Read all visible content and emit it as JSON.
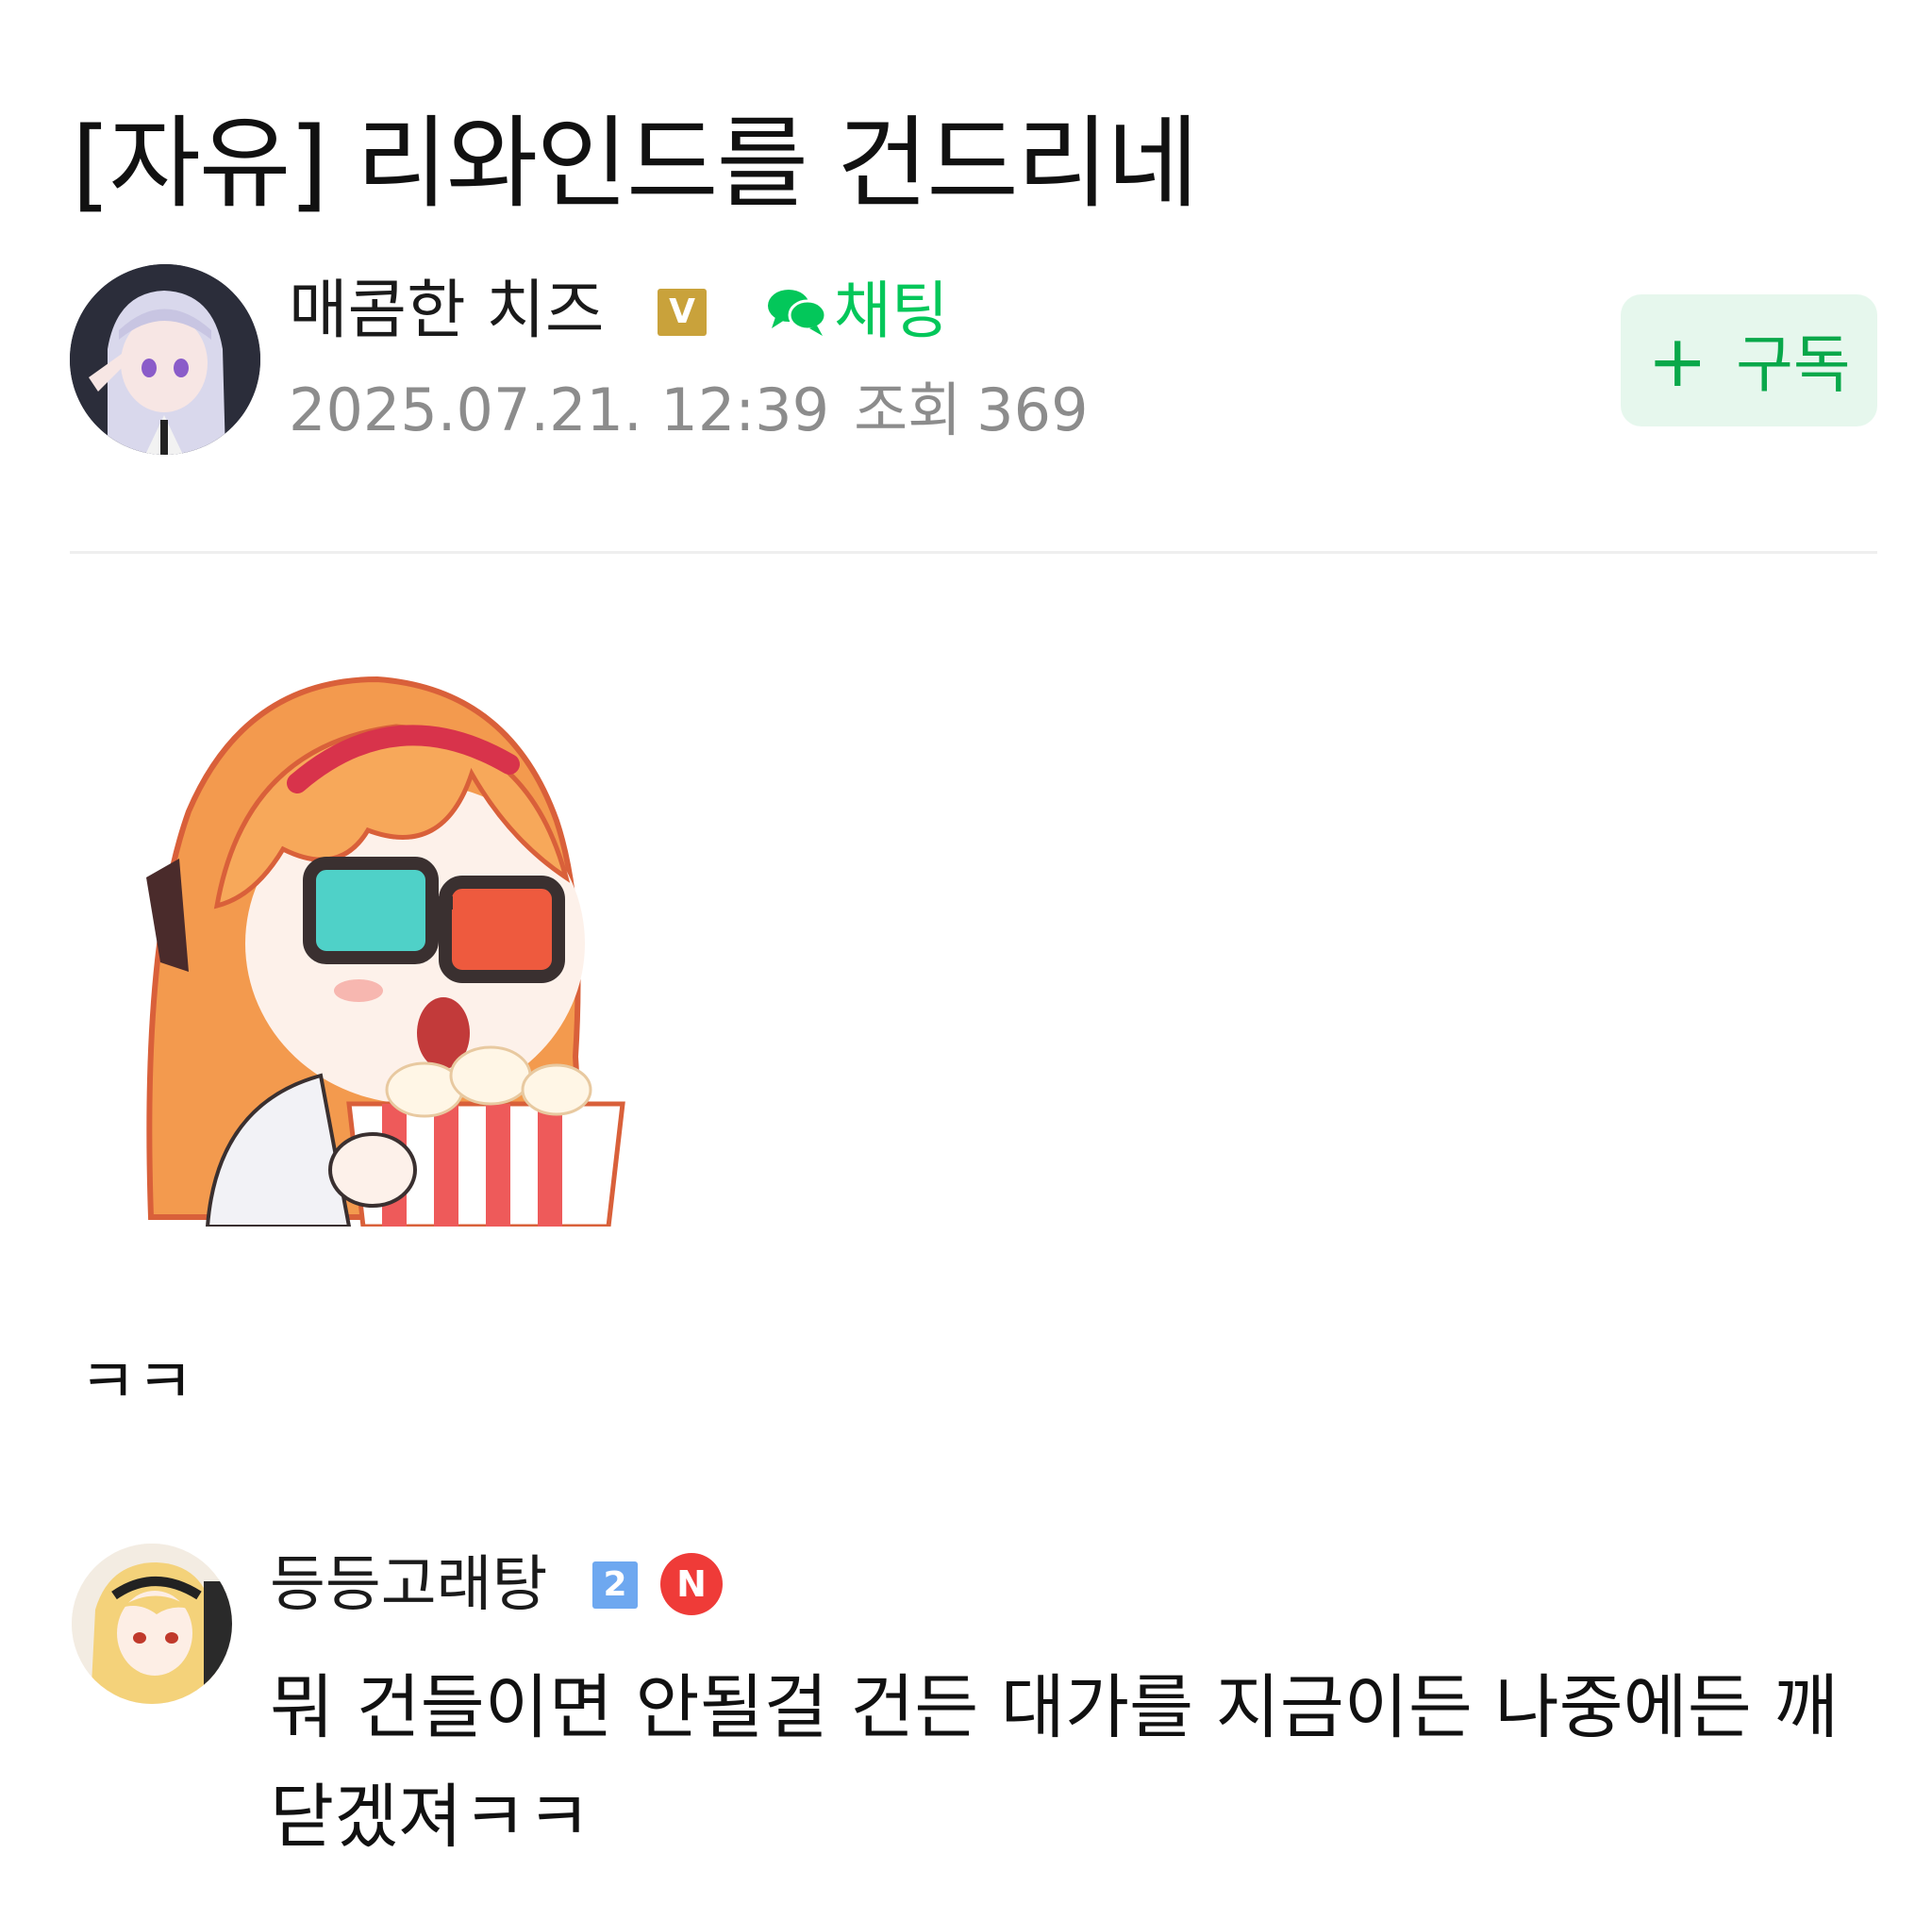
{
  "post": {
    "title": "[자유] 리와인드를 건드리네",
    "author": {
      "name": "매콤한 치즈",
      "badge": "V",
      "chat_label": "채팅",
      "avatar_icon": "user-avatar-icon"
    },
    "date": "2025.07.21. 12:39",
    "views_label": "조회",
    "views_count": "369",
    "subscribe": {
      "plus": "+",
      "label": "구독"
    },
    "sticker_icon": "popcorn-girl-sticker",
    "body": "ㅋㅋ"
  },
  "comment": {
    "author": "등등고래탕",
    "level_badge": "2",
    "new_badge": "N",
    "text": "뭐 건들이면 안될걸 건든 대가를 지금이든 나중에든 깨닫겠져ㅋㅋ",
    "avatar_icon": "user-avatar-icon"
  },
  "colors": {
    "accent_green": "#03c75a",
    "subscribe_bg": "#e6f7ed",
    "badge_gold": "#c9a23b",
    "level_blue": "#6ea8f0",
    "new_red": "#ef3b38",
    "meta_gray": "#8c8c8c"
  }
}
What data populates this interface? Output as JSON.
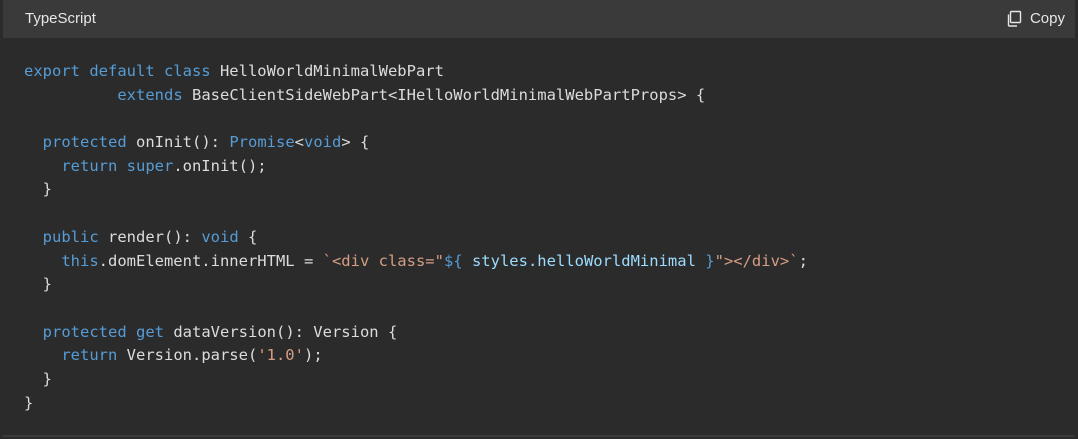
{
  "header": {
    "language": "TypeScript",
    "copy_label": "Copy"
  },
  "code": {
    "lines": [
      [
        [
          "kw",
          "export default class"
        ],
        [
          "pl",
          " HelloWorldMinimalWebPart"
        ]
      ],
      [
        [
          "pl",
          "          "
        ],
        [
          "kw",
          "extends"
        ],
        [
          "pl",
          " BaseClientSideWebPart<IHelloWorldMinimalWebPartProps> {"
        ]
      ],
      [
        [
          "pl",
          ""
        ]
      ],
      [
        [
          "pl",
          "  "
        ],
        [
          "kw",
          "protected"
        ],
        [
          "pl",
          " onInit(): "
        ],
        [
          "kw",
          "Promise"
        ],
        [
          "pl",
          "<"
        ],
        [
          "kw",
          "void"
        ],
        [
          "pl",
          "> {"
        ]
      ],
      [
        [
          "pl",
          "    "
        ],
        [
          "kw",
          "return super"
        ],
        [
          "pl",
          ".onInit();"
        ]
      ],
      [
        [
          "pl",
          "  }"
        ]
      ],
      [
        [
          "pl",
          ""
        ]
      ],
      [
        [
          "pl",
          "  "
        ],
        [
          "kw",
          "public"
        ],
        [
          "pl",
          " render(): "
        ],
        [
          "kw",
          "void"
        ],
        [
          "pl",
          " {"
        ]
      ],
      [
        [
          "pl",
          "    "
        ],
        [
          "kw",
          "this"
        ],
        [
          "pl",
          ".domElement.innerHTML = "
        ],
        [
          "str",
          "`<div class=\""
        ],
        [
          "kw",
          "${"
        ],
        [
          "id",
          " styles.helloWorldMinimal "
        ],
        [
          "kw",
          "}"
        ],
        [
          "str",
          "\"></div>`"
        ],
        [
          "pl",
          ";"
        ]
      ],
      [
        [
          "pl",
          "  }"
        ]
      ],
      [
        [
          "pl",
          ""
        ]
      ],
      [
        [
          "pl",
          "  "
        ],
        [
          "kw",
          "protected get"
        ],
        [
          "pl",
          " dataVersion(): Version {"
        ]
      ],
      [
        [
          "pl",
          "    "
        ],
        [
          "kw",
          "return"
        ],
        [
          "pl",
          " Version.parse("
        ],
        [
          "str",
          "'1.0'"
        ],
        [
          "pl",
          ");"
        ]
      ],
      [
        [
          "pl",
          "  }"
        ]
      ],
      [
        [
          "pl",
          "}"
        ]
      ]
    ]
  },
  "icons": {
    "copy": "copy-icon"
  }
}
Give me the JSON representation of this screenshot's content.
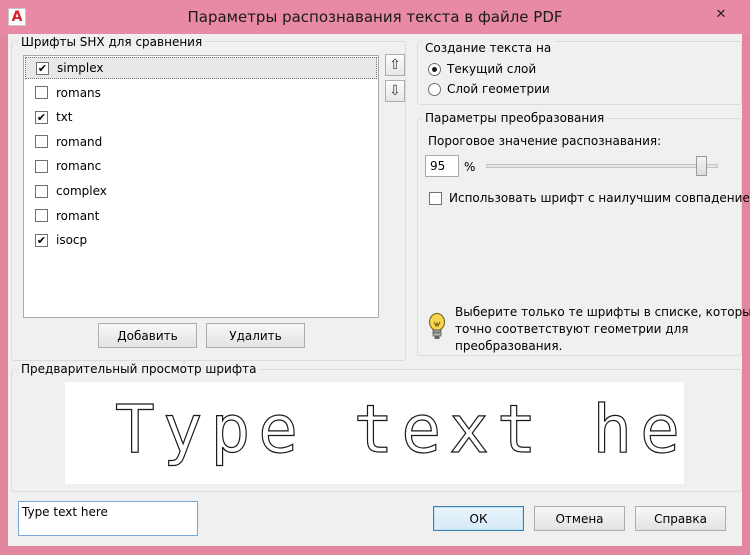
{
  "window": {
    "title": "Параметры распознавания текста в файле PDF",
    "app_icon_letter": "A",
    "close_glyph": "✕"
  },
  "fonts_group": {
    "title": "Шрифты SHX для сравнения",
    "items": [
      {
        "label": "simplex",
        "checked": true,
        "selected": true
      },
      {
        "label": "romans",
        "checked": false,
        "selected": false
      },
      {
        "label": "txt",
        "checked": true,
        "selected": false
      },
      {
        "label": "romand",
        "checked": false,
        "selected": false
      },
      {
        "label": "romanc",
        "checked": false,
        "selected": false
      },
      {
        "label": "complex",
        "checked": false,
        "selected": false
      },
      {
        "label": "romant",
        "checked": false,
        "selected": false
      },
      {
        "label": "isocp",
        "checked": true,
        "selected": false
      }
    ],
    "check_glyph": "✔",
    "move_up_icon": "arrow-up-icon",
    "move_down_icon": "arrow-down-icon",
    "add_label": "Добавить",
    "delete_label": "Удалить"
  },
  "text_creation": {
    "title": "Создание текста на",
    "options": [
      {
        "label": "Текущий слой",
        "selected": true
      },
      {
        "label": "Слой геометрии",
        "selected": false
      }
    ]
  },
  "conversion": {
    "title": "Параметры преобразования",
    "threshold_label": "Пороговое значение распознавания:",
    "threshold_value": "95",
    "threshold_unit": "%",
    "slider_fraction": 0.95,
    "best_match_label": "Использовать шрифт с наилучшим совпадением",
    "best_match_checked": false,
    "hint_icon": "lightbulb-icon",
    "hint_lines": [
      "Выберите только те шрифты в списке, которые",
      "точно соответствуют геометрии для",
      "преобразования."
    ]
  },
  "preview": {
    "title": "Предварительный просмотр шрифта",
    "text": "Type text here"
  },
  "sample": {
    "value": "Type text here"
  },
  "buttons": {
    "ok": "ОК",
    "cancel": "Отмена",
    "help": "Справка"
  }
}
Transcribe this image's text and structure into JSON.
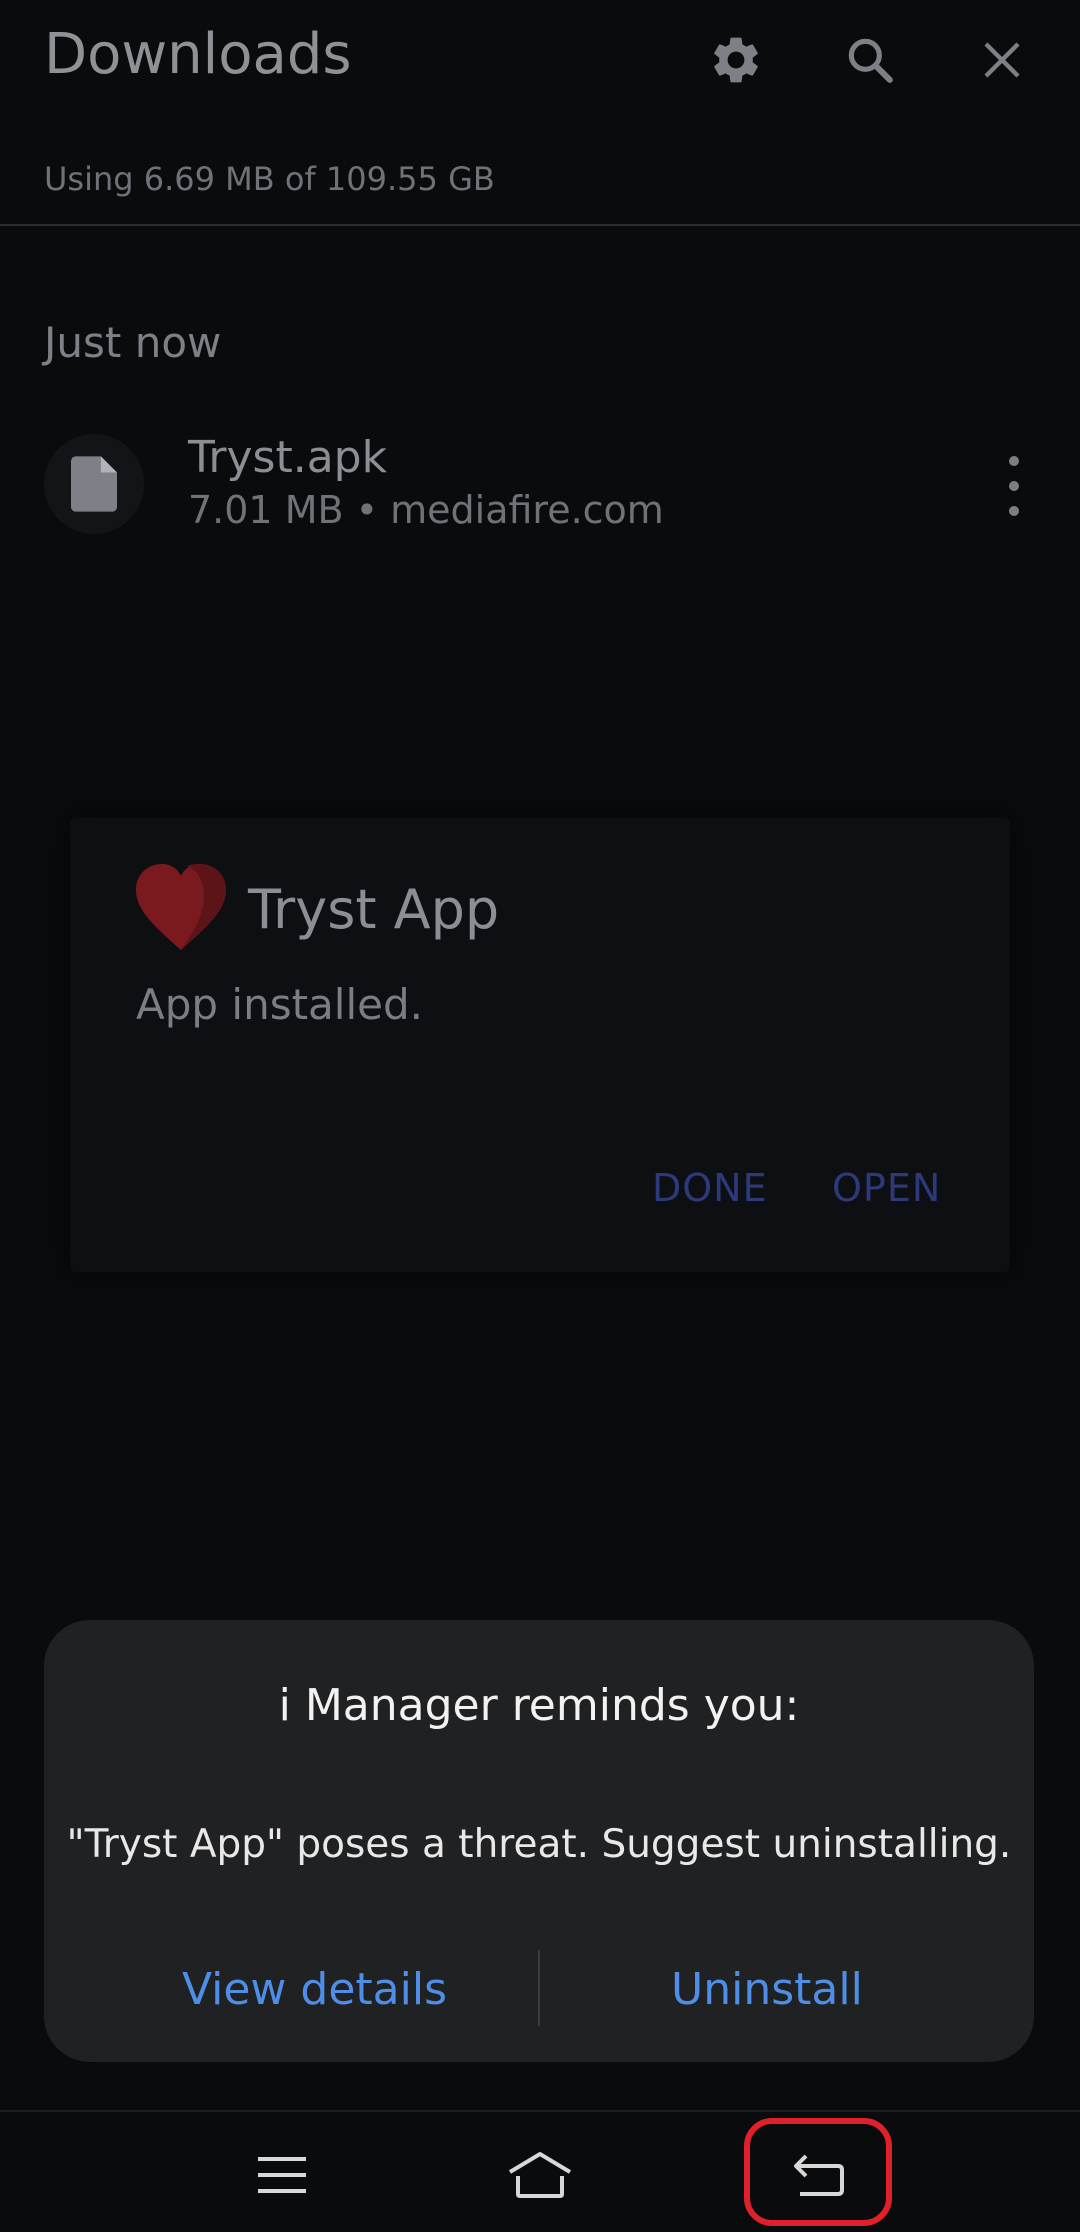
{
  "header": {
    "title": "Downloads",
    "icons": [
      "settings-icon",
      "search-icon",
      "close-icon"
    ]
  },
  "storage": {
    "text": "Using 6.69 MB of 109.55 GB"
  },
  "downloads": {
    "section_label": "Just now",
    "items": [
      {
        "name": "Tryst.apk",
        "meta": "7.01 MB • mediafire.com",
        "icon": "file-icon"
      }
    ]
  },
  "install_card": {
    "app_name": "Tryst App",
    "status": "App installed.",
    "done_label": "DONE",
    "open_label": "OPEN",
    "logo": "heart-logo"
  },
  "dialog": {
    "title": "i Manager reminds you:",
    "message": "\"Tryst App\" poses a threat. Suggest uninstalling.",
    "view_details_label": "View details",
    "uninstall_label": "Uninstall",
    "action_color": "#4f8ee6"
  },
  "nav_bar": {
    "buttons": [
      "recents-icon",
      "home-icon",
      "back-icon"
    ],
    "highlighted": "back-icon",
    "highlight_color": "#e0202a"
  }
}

- _What you have to do_: Look through the material above and pick out each line holding the word "Tryst".

- _Solution_:
        "name": "Tryst.apk",
    "app_name": "Tryst App",
    "message": "\"Tryst App\" poses a threat. Suggest uninstalling.",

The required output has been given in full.